YOUR OBJECTIVE |
Of the lines in this material, how many contain "xlabel"? Answer with a single number only.
#####
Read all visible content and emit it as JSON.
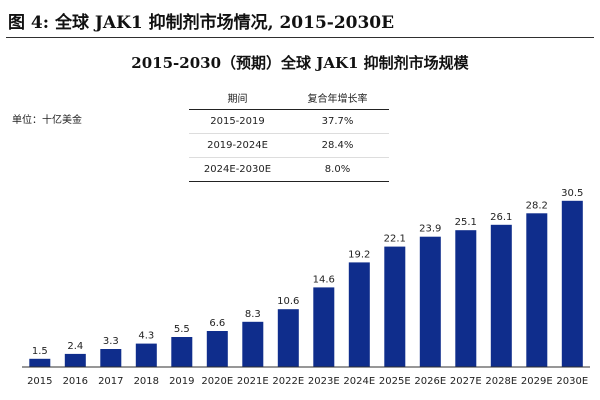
{
  "caption": "图 4: 全球 JAK1 抑制剂市场情况, 2015-2030E",
  "chart_data": {
    "type": "bar",
    "title": "2015-2030（预期）全球 JAK1 抑制剂市场规模",
    "unit_label": "单位：十亿美金",
    "categories": [
      "2015",
      "2016",
      "2017",
      "2018",
      "2019",
      "2020E",
      "2021E",
      "2022E",
      "2023E",
      "2024E",
      "2025E",
      "2026E",
      "2027E",
      "2028E",
      "2029E",
      "2030E"
    ],
    "values": [
      1.5,
      2.4,
      3.3,
      4.3,
      5.5,
      6.6,
      8.3,
      10.6,
      14.6,
      19.2,
      22.1,
      23.9,
      25.1,
      26.1,
      28.2,
      30.5
    ],
    "value_labels": [
      "1.5",
      "2.4",
      "3.3",
      "4.3",
      "5.5",
      "6.6",
      "8.3",
      "10.6",
      "14.6",
      "19.2",
      "22.1",
      "23.9",
      "25.1",
      "26.1",
      "28.2",
      "30.5"
    ],
    "ylim": [
      0,
      32
    ],
    "bar_color": "#0f2d8c",
    "cagr_table": {
      "headers": [
        "期间",
        "复合年增长率"
      ],
      "rows": [
        [
          "2015-2019",
          "37.7%"
        ],
        [
          "2019-2024E",
          "28.4%"
        ],
        [
          "2024E-2030E",
          "8.0%"
        ]
      ]
    }
  }
}
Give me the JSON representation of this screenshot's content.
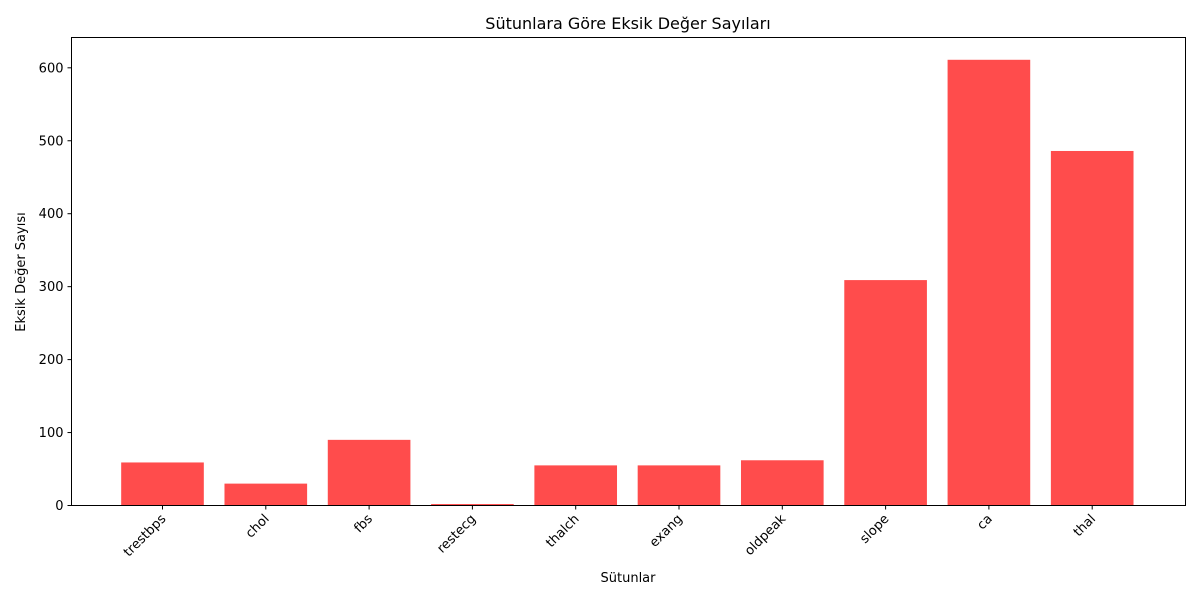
{
  "chart_data": {
    "type": "bar",
    "title": "Sütunlara Göre Eksik Değer Sayıları",
    "xlabel": "Sütunlar",
    "ylabel": "Eksik Değer Sayısı",
    "categories": [
      "trestbps",
      "chol",
      "fbs",
      "restecg",
      "thalch",
      "exang",
      "oldpeak",
      "slope",
      "ca",
      "thal"
    ],
    "values": [
      59,
      30,
      90,
      2,
      55,
      55,
      62,
      309,
      611,
      486
    ],
    "yticks": [
      0,
      100,
      200,
      300,
      400,
      500,
      600
    ],
    "ylim": [
      0,
      641.55
    ],
    "bar_color": "#ff4c4c",
    "grid": false,
    "legend": "none",
    "xtick_rotation": "45deg"
  }
}
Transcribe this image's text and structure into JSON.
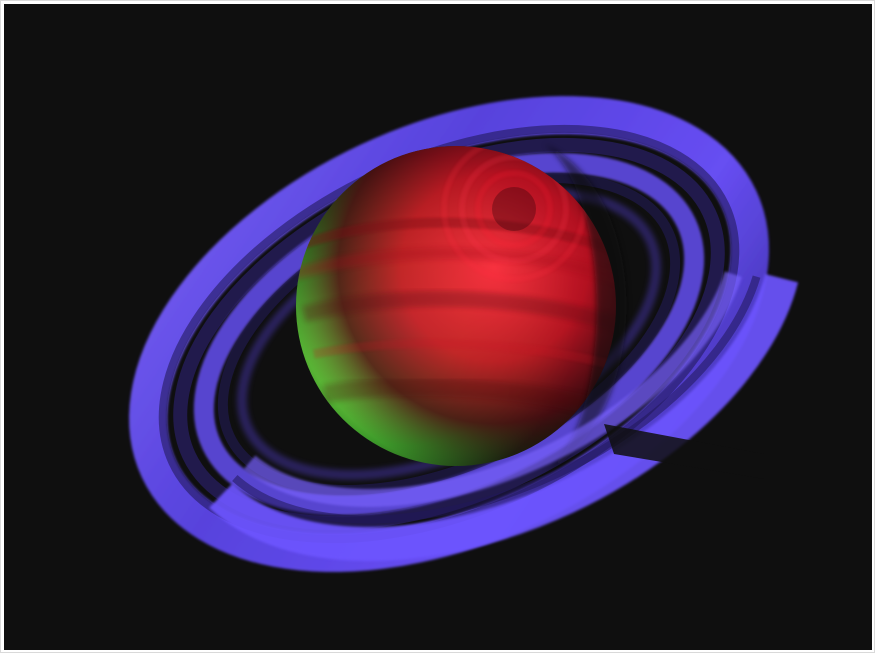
{
  "image": {
    "subject": "saturn-with-rings",
    "background_color": "#0f0f0f",
    "colors": {
      "ring_violet": "#6b4cff",
      "ring_dark": "#2a1f66",
      "planet_green": "#b9ff62",
      "planet_red": "#d1122a",
      "planet_shadow": "#1a0508"
    }
  }
}
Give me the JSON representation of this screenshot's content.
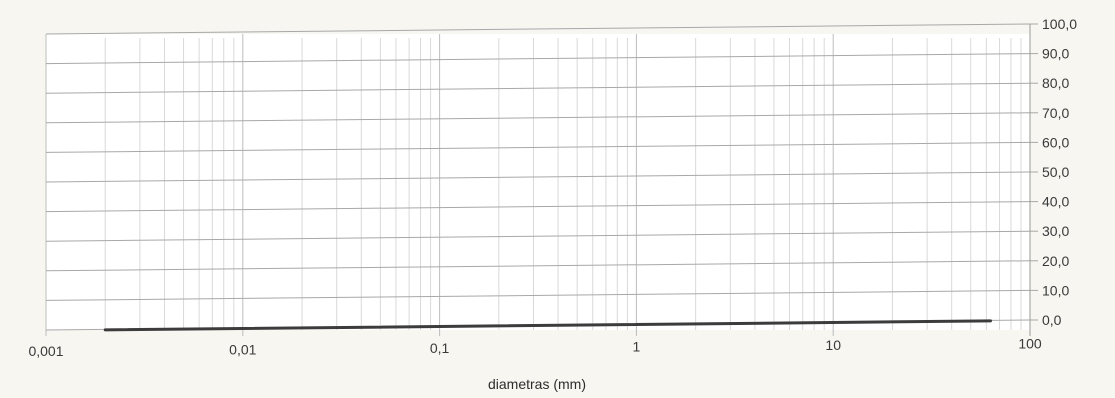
{
  "chart_data": {
    "type": "line",
    "title": "",
    "xlabel": "diametras (mm)",
    "ylabel": "",
    "x_scale": "log",
    "xlim": [
      0.001,
      100
    ],
    "ylim": [
      0,
      100
    ],
    "x_tick_labels": [
      "0,001",
      "0,01",
      "0,1",
      "1",
      "10",
      "100"
    ],
    "y_tick_labels": [
      "0,0",
      "10,0",
      "20,0",
      "30,0",
      "40,0",
      "50,0",
      "60,0",
      "70,0",
      "80,0",
      "90,0",
      "100,0"
    ],
    "y_axis_side": "right",
    "grid": true,
    "legend": "none",
    "series": [
      {
        "x": [
          0.002,
          63
        ],
        "y": [
          0,
          0
        ],
        "color": "#3c3c3c"
      }
    ]
  }
}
#####
THE RESPONSE |
2